## [WHAT TO WORK ON]
Give the listing below again in full, exactly as written.

————————

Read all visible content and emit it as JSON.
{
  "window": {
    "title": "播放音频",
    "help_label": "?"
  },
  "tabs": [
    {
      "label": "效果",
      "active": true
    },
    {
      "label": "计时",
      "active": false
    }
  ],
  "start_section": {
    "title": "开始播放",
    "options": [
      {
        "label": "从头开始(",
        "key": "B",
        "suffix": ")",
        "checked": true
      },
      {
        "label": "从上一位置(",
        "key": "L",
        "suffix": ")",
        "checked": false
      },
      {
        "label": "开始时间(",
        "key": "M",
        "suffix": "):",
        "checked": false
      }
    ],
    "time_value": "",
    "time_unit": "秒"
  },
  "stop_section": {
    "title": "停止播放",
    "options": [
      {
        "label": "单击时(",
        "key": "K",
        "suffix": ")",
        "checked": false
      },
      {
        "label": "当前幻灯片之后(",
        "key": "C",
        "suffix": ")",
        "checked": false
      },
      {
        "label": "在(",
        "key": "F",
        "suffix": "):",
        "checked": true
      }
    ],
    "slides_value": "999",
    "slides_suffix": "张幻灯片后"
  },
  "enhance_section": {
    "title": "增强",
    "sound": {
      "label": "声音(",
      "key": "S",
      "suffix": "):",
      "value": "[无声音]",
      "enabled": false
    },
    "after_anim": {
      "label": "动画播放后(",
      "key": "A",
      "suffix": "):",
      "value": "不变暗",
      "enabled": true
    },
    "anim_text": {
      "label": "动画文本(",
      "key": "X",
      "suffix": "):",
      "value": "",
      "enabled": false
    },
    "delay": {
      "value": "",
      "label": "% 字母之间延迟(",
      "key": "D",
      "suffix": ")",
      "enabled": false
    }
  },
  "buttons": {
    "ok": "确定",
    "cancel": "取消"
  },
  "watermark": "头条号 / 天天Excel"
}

————————

## [EXERCISE SOLUTION]
Read all visible content and emit it as JSON.
{
  "window": {
    "title": "播放音频",
    "help_label": "?"
  },
  "tabs": [
    {
      "label": "效果",
      "active": true
    },
    {
      "label": "计时",
      "active": false
    }
  ],
  "start_section": {
    "title": "开始播放",
    "options": [
      {
        "label": "从头开始(",
        "key": "B",
        "suffix": ")",
        "checked": true
      },
      {
        "label": "从上一位置(",
        "key": "L",
        "suffix": ")",
        "checked": false
      },
      {
        "label": "开始时间(",
        "key": "M",
        "suffix": "):",
        "checked": false
      }
    ],
    "time_value": "",
    "time_unit": "秒"
  },
  "stop_section": {
    "title": "停止播放",
    "options": [
      {
        "label": "单击时(",
        "key": "K",
        "suffix": ")",
        "checked": false
      },
      {
        "label": "当前幻灯片之后(",
        "key": "C",
        "suffix": ")",
        "checked": false
      },
      {
        "label": "在(",
        "key": "F",
        "suffix": "):",
        "checked": true
      }
    ],
    "slides_value": "999",
    "slides_suffix": "张幻灯片后"
  },
  "enhance_section": {
    "title": "增强",
    "sound": {
      "label": "声音(",
      "key": "S",
      "suffix": "):",
      "value": "[无声音]",
      "enabled": false
    },
    "after_anim": {
      "label": "动画播放后(",
      "key": "A",
      "suffix": "):",
      "value": "不变暗",
      "enabled": true
    },
    "anim_text": {
      "label": "动画文本(",
      "key": "X",
      "suffix": "):",
      "value": "",
      "enabled": false
    },
    "delay": {
      "value": "",
      "label": "% 字母之间延迟(",
      "key": "D",
      "suffix": ")",
      "enabled": false
    }
  },
  "buttons": {
    "ok": "确定",
    "cancel": "取消"
  },
  "watermark": "头条号 / 天天Excel"
}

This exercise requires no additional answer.